- Aim of the exercise -
After finding the line with "Parse this screenshot: output" in the entries below, copy that line and each one after it exactly, through the last line, and omit pictures.
** Opening Material to process block **
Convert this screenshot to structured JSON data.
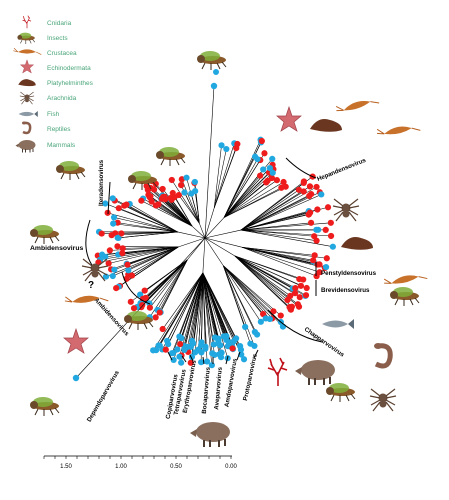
{
  "legend": [
    {
      "label": "Cnidaria",
      "icon": "coral-icon",
      "color": "#d0202a"
    },
    {
      "label": "Insects",
      "icon": "fly-icon",
      "color": "#7a5a3a"
    },
    {
      "label": "Crustacea",
      "icon": "shrimp-icon",
      "color": "#c8712a"
    },
    {
      "label": "Echinodermata",
      "icon": "starfish-icon",
      "color": "#d36a6f"
    },
    {
      "label": "Platyhelminthes",
      "icon": "flatworm-icon",
      "color": "#6a3620"
    },
    {
      "label": "Arachnida",
      "icon": "spider-icon",
      "color": "#6b5040"
    },
    {
      "label": "Fish",
      "icon": "fish-icon",
      "color": "#7a8a96"
    },
    {
      "label": "Reptiles",
      "icon": "snake-icon",
      "color": "#8a5e4a"
    },
    {
      "label": "Mammals",
      "icon": "boar-icon",
      "color": "#8a6e5e"
    }
  ],
  "clades": {
    "hepandensovirus": "Hepandensovirus",
    "iteradensovirus": "Iteradensovirus",
    "ambidensovirus_left": "Ambidensovirus",
    "ambidensovirus_lower": "Ambidensovirus",
    "penstyldensovirus": "Penstyldensovirus",
    "brevidensovirus": "Brevidensovirus",
    "chapparvovirus": "Chapparvovirus",
    "dependoparvovirus": "Dependoparvovirus",
    "copiparvovirus": "Copiparvovirus",
    "tetraparvovirus": "Tetraparvovirus",
    "erythroparvovirus": "Erythroparvovirus",
    "bocaparvovirus": "Bocaparvovirus",
    "aveparvovirus": "Aveparvovirus",
    "amdoparvovirus": "Amdoparvovirus",
    "protoparvovirus": "Protoparvovirus"
  },
  "unknown_host_mark": "?",
  "scale_axis": {
    "ticks": [
      "1.50",
      "1.00",
      "0.50",
      "0.00"
    ]
  },
  "colors": {
    "invertebrate_tip": "#ee1c1c",
    "vertebrate_tip": "#22a8e0",
    "branch": "#000000",
    "legend_text": "#4aa57a"
  }
}
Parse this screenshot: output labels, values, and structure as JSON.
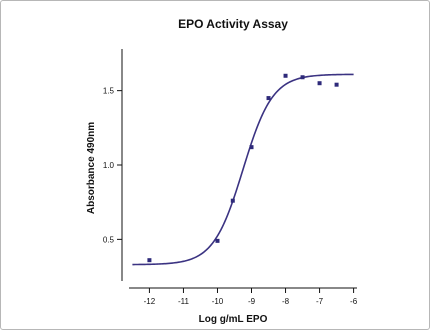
{
  "chart_data": {
    "type": "scatter",
    "title": "EPO Activity Assay",
    "xlabel": "Log g/mL EPO",
    "ylabel": "Absorbance 490nm",
    "xlim": [
      -12.6,
      -5.9
    ],
    "ylim": [
      0.22,
      1.78
    ],
    "x_ticks": [
      -12,
      -11,
      -10,
      -9,
      -8,
      -7,
      -6
    ],
    "x_tick_labels": [
      "-12",
      "-11",
      "-10",
      "-9",
      "-8",
      "-7",
      "-6"
    ],
    "y_ticks": [
      0.5,
      1.0,
      1.5
    ],
    "y_tick_labels": [
      "0.5",
      "1.0",
      "1.5"
    ],
    "grid": false,
    "series": [
      {
        "values_type": "points",
        "x": [
          -12.0,
          -10.0,
          -9.55,
          -9.0,
          -8.5,
          -8.0,
          -7.5,
          -7.0,
          -6.5
        ],
        "y": [
          0.36,
          0.49,
          0.76,
          1.12,
          1.45,
          1.6,
          1.59,
          1.55,
          1.54
        ]
      },
      {
        "values_type": "fit",
        "model": "sigmoidal dose-response",
        "bottom": 0.33,
        "top": 1.61,
        "log_ec50": -9.25,
        "hill_slope": 1.0,
        "x_range": [
          -12.5,
          -6.0
        ]
      }
    ]
  }
}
** Closing Material to process block **
- Exercise response -
Parse this screenshot: output labels, values, and structure as JSON.
{
  "chart_data": {
    "type": "scatter",
    "title": "EPO Activity Assay",
    "xlabel": "Log g/mL EPO",
    "ylabel": "Absorbance 490nm",
    "xlim": [
      -12.6,
      -5.9
    ],
    "ylim": [
      0.22,
      1.78
    ],
    "x_ticks": [
      -12,
      -11,
      -10,
      -9,
      -8,
      -7,
      -6
    ],
    "x_tick_labels": [
      "-12",
      "-11",
      "-10",
      "-9",
      "-8",
      "-7",
      "-6"
    ],
    "y_ticks": [
      0.5,
      1.0,
      1.5
    ],
    "y_tick_labels": [
      "0.5",
      "1.0",
      "1.5"
    ],
    "grid": false,
    "series": [
      {
        "values_type": "points",
        "x": [
          -12.0,
          -10.0,
          -9.55,
          -9.0,
          -8.5,
          -8.0,
          -7.5,
          -7.0,
          -6.5
        ],
        "y": [
          0.36,
          0.49,
          0.76,
          1.12,
          1.45,
          1.6,
          1.59,
          1.55,
          1.54
        ]
      },
      {
        "values_type": "fit",
        "model": "sigmoidal dose-response",
        "bottom": 0.33,
        "top": 1.61,
        "log_ec50": -9.25,
        "hill_slope": 1.0,
        "x_range": [
          -12.5,
          -6.0
        ]
      }
    ]
  }
}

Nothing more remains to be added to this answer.